▶ _TASK PROMPT_
Quote the records that follow in full, leaving the pictures out.

▶ _TASK INPUTS_

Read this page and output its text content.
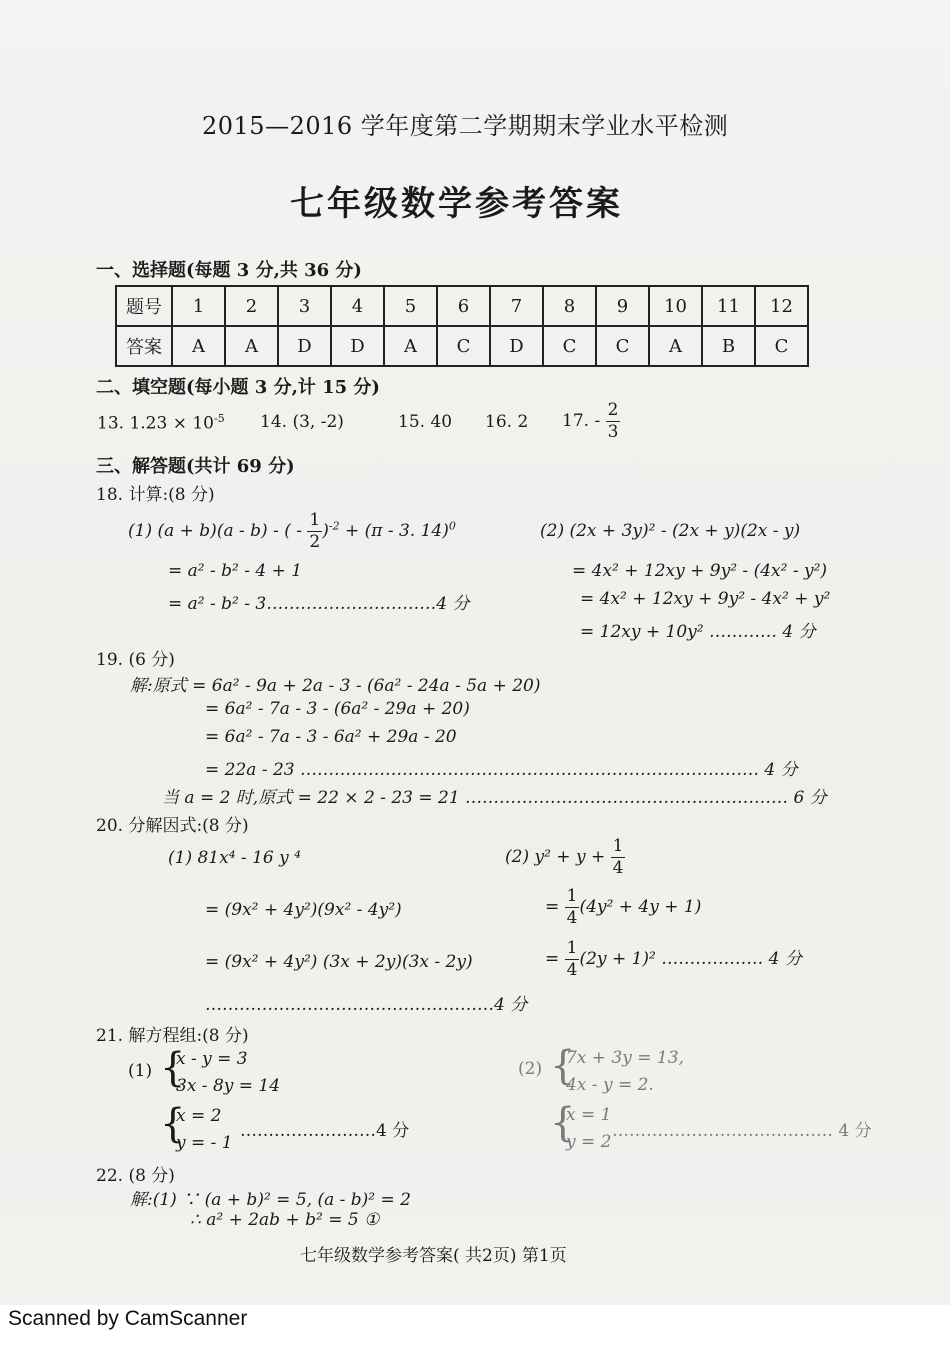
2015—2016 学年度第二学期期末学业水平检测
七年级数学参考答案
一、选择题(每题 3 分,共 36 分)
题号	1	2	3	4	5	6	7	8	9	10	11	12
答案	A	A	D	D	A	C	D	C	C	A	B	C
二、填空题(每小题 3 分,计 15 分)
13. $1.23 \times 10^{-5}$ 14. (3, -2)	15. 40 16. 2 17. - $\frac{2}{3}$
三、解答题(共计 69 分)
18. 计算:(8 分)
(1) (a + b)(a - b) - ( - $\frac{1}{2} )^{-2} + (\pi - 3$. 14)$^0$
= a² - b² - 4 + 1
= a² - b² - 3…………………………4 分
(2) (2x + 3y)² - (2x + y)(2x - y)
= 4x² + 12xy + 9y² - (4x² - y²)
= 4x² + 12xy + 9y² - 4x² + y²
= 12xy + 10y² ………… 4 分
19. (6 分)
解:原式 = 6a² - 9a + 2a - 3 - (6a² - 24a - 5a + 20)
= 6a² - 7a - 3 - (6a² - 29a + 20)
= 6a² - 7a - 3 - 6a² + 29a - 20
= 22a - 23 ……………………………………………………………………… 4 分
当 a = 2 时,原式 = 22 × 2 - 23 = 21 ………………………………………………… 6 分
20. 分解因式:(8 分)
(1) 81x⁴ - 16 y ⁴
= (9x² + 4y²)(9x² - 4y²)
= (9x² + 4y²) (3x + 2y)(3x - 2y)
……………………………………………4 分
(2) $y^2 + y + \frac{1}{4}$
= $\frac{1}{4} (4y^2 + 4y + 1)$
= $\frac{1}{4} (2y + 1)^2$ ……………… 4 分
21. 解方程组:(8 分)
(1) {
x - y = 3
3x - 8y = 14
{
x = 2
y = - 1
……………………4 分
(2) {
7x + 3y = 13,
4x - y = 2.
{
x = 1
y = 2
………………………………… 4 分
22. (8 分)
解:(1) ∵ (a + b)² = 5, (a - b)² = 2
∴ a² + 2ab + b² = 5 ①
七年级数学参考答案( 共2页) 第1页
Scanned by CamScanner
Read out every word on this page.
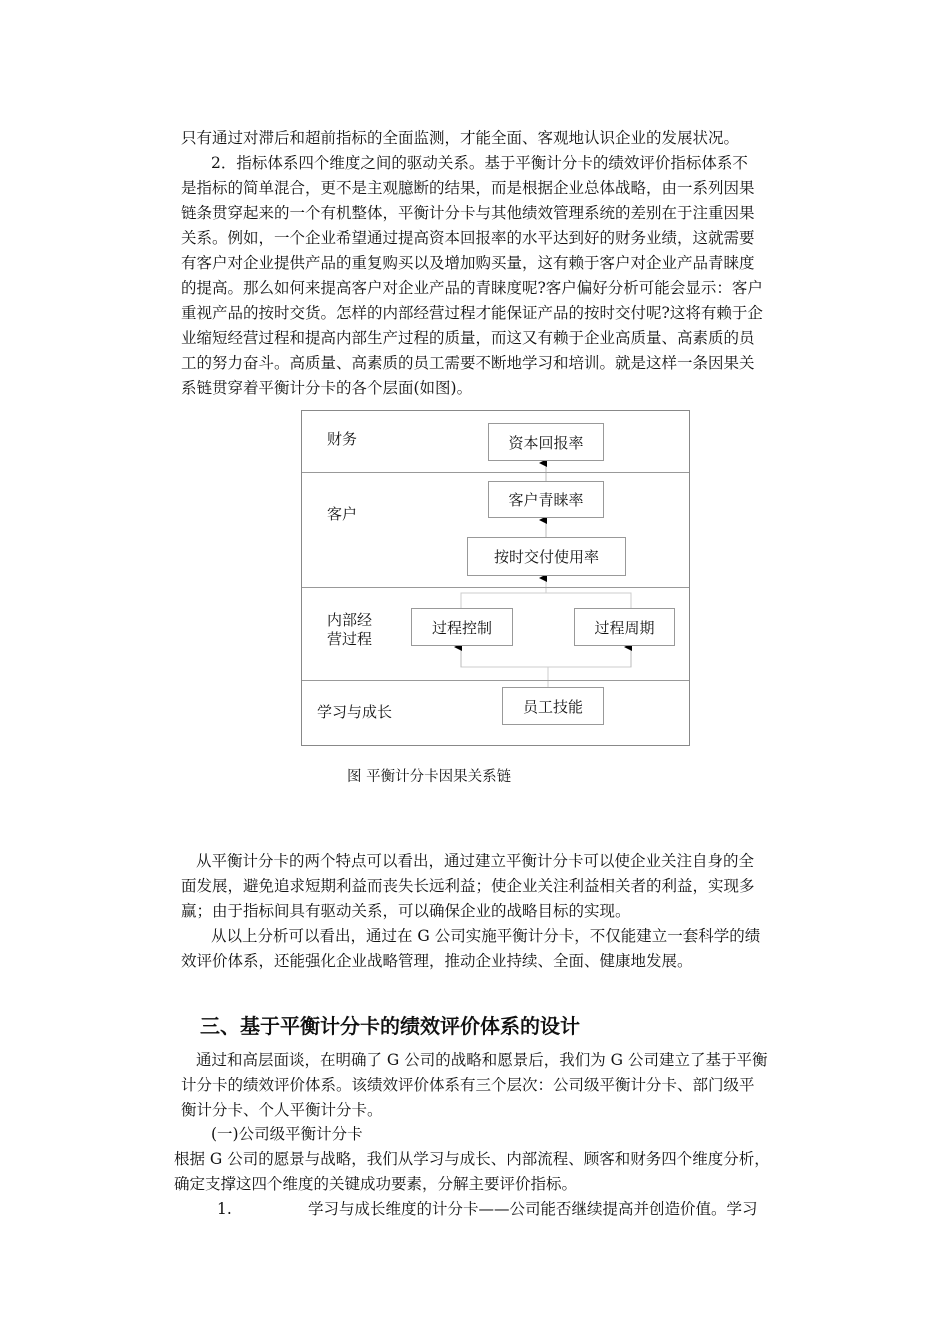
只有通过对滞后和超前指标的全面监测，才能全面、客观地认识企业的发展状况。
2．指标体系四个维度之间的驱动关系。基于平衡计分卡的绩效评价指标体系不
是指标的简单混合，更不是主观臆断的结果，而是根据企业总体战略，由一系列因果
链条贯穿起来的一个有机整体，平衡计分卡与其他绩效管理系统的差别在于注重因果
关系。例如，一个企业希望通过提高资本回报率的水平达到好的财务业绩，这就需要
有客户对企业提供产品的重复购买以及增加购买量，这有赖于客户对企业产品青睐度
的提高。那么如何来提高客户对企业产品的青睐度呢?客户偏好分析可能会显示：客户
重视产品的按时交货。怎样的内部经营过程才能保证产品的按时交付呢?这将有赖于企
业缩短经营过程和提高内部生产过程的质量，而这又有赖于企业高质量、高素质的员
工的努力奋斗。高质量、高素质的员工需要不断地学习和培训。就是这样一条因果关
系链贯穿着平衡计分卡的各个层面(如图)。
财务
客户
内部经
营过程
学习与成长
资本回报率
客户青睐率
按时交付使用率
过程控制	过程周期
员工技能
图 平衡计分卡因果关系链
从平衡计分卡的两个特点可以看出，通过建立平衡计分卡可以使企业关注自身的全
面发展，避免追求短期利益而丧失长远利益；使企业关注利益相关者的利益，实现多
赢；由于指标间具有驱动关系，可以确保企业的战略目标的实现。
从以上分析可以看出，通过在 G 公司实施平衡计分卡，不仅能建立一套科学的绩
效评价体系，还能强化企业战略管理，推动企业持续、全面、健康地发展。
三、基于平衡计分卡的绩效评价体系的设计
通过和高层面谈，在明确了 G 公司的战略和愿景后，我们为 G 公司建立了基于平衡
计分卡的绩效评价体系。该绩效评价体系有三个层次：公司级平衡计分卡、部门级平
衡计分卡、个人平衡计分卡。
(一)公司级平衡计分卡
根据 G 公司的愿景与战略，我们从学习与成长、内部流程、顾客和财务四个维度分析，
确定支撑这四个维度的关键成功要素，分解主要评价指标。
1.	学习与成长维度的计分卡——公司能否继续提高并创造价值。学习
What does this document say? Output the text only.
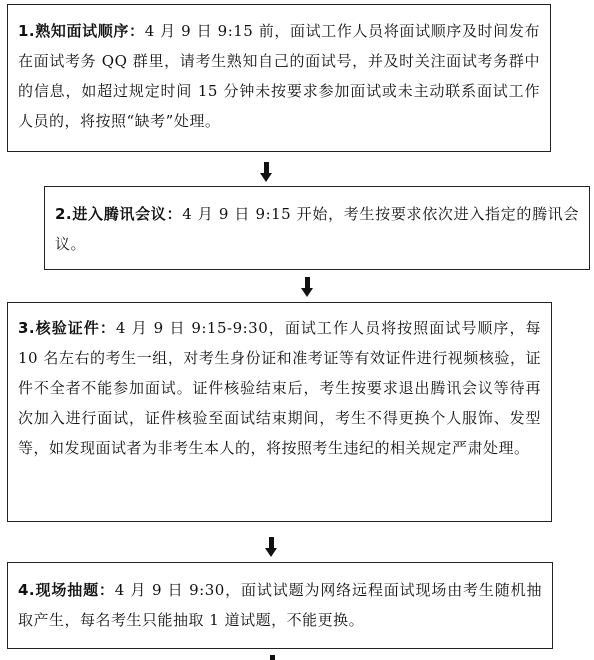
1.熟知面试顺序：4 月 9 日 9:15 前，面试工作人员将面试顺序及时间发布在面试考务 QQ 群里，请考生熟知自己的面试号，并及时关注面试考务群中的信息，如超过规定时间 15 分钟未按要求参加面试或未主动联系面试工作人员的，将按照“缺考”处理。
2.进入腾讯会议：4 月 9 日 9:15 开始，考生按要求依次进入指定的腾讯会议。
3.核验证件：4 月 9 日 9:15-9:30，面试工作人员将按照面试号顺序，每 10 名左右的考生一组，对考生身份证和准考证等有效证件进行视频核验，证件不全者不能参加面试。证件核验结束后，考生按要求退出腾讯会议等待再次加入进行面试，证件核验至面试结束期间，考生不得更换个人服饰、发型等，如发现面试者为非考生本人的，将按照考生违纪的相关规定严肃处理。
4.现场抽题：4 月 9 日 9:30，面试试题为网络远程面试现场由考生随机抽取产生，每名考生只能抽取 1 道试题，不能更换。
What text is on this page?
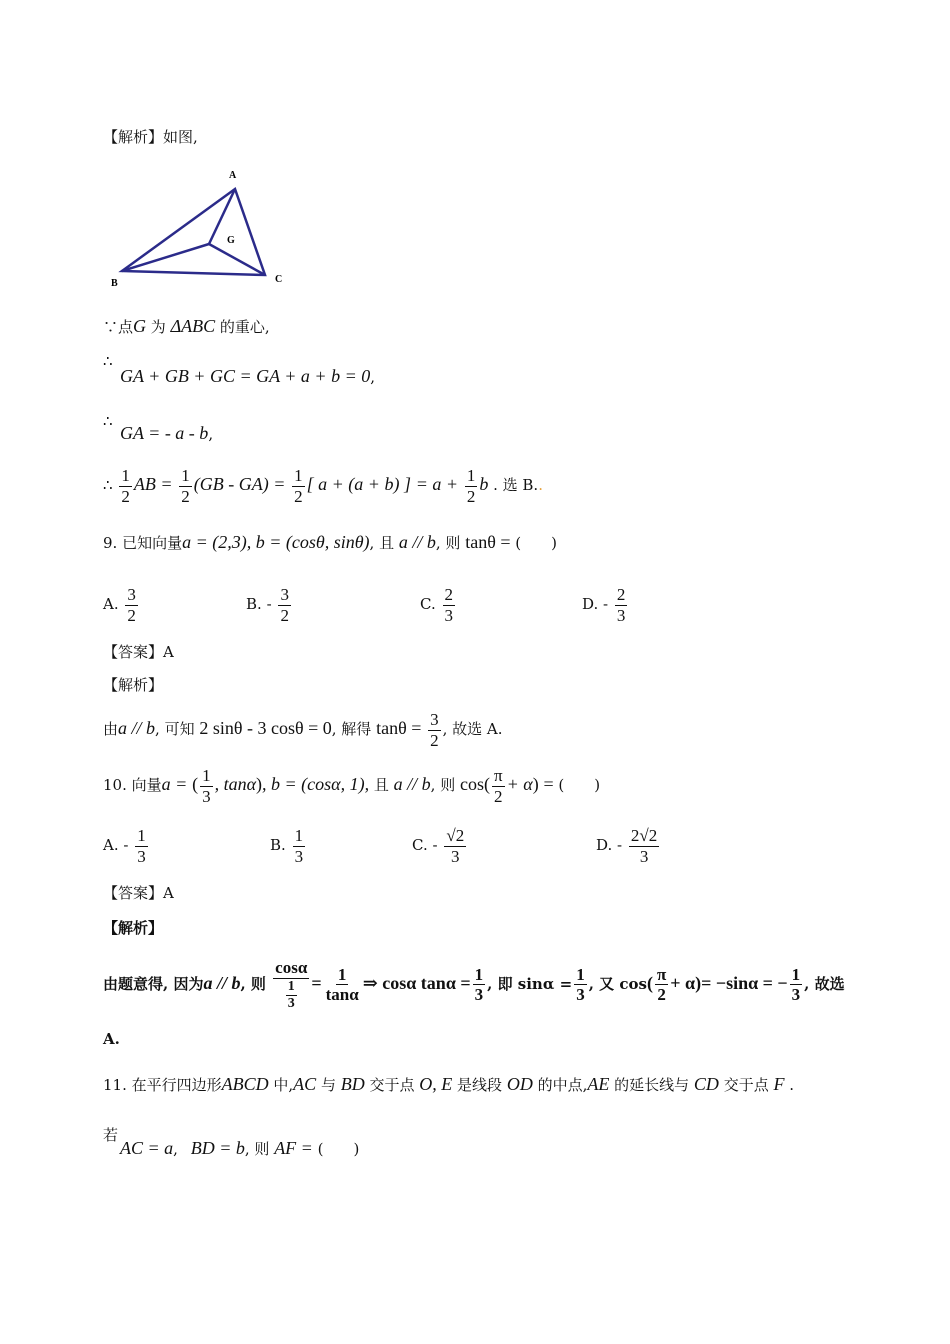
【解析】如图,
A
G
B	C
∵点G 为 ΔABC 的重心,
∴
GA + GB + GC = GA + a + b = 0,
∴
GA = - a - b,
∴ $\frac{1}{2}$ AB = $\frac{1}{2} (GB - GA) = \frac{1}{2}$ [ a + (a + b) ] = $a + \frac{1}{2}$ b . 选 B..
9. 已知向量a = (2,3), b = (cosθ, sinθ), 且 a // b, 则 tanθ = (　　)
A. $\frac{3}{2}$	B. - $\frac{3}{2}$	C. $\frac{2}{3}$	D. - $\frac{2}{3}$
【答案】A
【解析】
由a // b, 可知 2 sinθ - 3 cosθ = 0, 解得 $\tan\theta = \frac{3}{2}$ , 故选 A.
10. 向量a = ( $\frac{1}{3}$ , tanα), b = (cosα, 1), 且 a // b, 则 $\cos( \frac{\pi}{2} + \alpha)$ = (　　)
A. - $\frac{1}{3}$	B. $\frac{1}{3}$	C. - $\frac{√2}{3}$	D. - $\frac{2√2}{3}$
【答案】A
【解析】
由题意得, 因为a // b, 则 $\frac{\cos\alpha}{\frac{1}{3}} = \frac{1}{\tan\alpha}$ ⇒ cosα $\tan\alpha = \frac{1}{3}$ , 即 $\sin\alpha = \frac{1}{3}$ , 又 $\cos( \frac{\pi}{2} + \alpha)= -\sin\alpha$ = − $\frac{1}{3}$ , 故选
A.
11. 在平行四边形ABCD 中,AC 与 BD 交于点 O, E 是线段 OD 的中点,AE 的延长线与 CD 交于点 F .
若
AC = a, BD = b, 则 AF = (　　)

▶ _EXERCISE RESPONSE_
Read this page and output its text content.
2015—2016 学年度第二学期期末学业水平检测
七年级数学参考答案
一、选择题(每题 3 分,共 36 分)
题号	1	2	3	4	5	6	7	8	9	10	11	12
答案	A	A	D	D	A	C	D	C	C	A	B	C
二、填空题(每小题 3 分,计 15 分)
13. $1.23 \times 10^{-5}$ 14. (3, -2)	15. 40 16. 2 17. - $\frac{2}{3}$
三、解答题(共计 69 分)
18. 计算:(8 分)
(1) (a + b)(a - b) - ( - $\frac{1}{2} )^{-2} + (\pi - 3$. 14)$^0$
= a² - b² - 4 + 1
= a² - b² - 3…………………………4 分
(2) (2x + 3y)² - (2x + y)(2x - y)
= 4x² + 12xy + 9y² - (4x² - y²)
= 4x² + 12xy + 9y² - 4x² + y²
= 12xy + 10y² ………… 4 分
19. (6 分)
解:原式 = 6a² - 9a + 2a - 3 - (6a² - 24a - 5a + 20)
= 6a² - 7a - 3 - (6a² - 29a + 20)
= 6a² - 7a - 3 - 6a² + 29a - 20
= 22a - 23 ……………………………………………………………………… 4 分
当 a = 2 时,原式 = 22 × 2 - 23 = 21 ………………………………………………… 6 分
20. 分解因式:(8 分)
(1) 81x⁴ - 16 y ⁴
= (9x² + 4y²)(9x² - 4y²)
= (9x² + 4y²) (3x + 2y)(3x - 2y)
……………………………………………4 分
(2) $y^2 + y + \frac{1}{4}$
= $\frac{1}{4} (4y^2 + 4y + 1)$
= $\frac{1}{4} (2y + 1)^2$ ……………… 4 分
21. 解方程组:(8 分)
(1) {
x - y = 3
3x - 8y = 14
{
x = 2
y = - 1
……………………4 分
(2) {
7x + 3y = 13,
4x - y = 2.
{
x = 1
y = 2
………………………………… 4 分
22. (8 分)
解:(1) ∵ (a + b)² = 5, (a - b)² = 2
∴ a² + 2ab + b² = 5 ①
七年级数学参考答案( 共2页) 第1页
Scanned by CamScanner
Read out every word on this page.
只有通过对滞后和超前指标的全面监测，才能全面、客观地认识企业的发展状况。
2．指标体系四个维度之间的驱动关系。基于平衡计分卡的绩效评价指标体系不
是指标的简单混合，更不是主观臆断的结果，而是根据企业总体战略，由一系列因果
链条贯穿起来的一个有机整体，平衡计分卡与其他绩效管理系统的差别在于注重因果
关系。例如，一个企业希望通过提高资本回报率的水平达到好的财务业绩，这就需要
有客户对企业提供产品的重复购买以及增加购买量，这有赖于客户对企业产品青睐度
的提高。那么如何来提高客户对企业产品的青睐度呢?客户偏好分析可能会显示：客户
重视产品的按时交货。怎样的内部经营过程才能保证产品的按时交付呢?这将有赖于企
业缩短经营过程和提高内部生产过程的质量，而这又有赖于企业高质量、高素质的员
工的努力奋斗。高质量、高素质的员工需要不断地学习和培训。就是这样一条因果关
系链贯穿着平衡计分卡的各个层面(如图)。
财务
客户
内部经
营过程
学习与成长
资本回报率
客户青睐率
按时交付使用率
过程控制	过程周期
员工技能
图 平衡计分卡因果关系链
从平衡计分卡的两个特点可以看出，通过建立平衡计分卡可以使企业关注自身的全
面发展，避免追求短期利益而丧失长远利益；使企业关注利益相关者的利益，实现多
赢；由于指标间具有驱动关系，可以确保企业的战略目标的实现。
从以上分析可以看出，通过在 G 公司实施平衡计分卡，不仅能建立一套科学的绩
效评价体系，还能强化企业战略管理，推动企业持续、全面、健康地发展。
三、基于平衡计分卡的绩效评价体系的设计
通过和高层面谈，在明确了 G 公司的战略和愿景后，我们为 G 公司建立了基于平衡
计分卡的绩效评价体系。该绩效评价体系有三个层次：公司级平衡计分卡、部门级平
衡计分卡、个人平衡计分卡。
(一)公司级平衡计分卡
根据 G 公司的愿景与战略，我们从学习与成长、内部流程、顾客和财务四个维度分析，
确定支撑这四个维度的关键成功要素，分解主要评价指标。
1.	学习与成长维度的计分卡——公司能否继续提高并创造价值。学习
What does this document say? Output the text only.
1.熟知面试顺序：4 月 9 日 9:15 前，面试工作人员将面试顺序及时间发布在面试考务 QQ 群里，请考生熟知自己的面试号，并及时关注面试考务群中的信息，如超过规定时间 15 分钟未按要求参加面试或未主动联系面试工作人员的，将按照“缺考”处理。
2.进入腾讯会议：4 月 9 日 9:15 开始，考生按要求依次进入指定的腾讯会议。
3.核验证件：4 月 9 日 9:15-9:30，面试工作人员将按照面试号顺序，每 10 名左右的考生一组，对考生身份证和准考证等有效证件进行视频核验，证件不全者不能参加面试。证件核验结束后，考生按要求退出腾讯会议等待再次加入进行面试，证件核验至面试结束期间，考生不得更换个人服饰、发型等，如发现面试者为非考生本人的，将按照考生违纪的相关规定严肃处理。
4.现场抽题：4 月 9 日 9:30，面试试题为网络远程面试现场由考生随机抽取产生，每名考生只能抽取 1 道试题，不能更换。
What text is on this page?
【解析】如图,
A
G
B	C
∵点G 为 ΔABC 的重心,
∴
GA + GB + GC = GA + a + b = 0,
∴
GA = - a - b,
∴ $\frac{1}{2}$ AB = $\frac{1}{2} (GB - GA) = \frac{1}{2}$ [ a + (a + b) ] = $a + \frac{1}{2}$ b . 选 B..
9. 已知向量a = (2,3), b = (cosθ, sinθ), 且 a // b, 则 tanθ = (　　)
A. $\frac{3}{2}$	B. - $\frac{3}{2}$	C. $\frac{2}{3}$	D. - $\frac{2}{3}$
【答案】A
【解析】
由a // b, 可知 2 sinθ - 3 cosθ = 0, 解得 $\tan\theta = \frac{3}{2}$ , 故选 A.
10. 向量a = ( $\frac{1}{3}$ , tanα), b = (cosα, 1), 且 a // b, 则 $\cos( \frac{\pi}{2} + \alpha)$ = (　　)
A. - $\frac{1}{3}$	B. $\frac{1}{3}$	C. - $\frac{√2}{3}$	D. - $\frac{2√2}{3}$
【答案】A
【解析】
由题意得, 因为a // b, 则 $\frac{\cos\alpha}{\frac{1}{3}} = \frac{1}{\tan\alpha}$ ⇒ cosα $\tan\alpha = \frac{1}{3}$ , 即 $\sin\alpha = \frac{1}{3}$ , 又 $\cos( \frac{\pi}{2} + \alpha)= -\sin\alpha$ = − $\frac{1}{3}$ , 故选
A.
11. 在平行四边形ABCD 中,AC 与 BD 交于点 O, E 是线段 OD 的中点,AE 的延长线与 CD 交于点 F .
若
AC = a, BD = b, 则 AF = (　　)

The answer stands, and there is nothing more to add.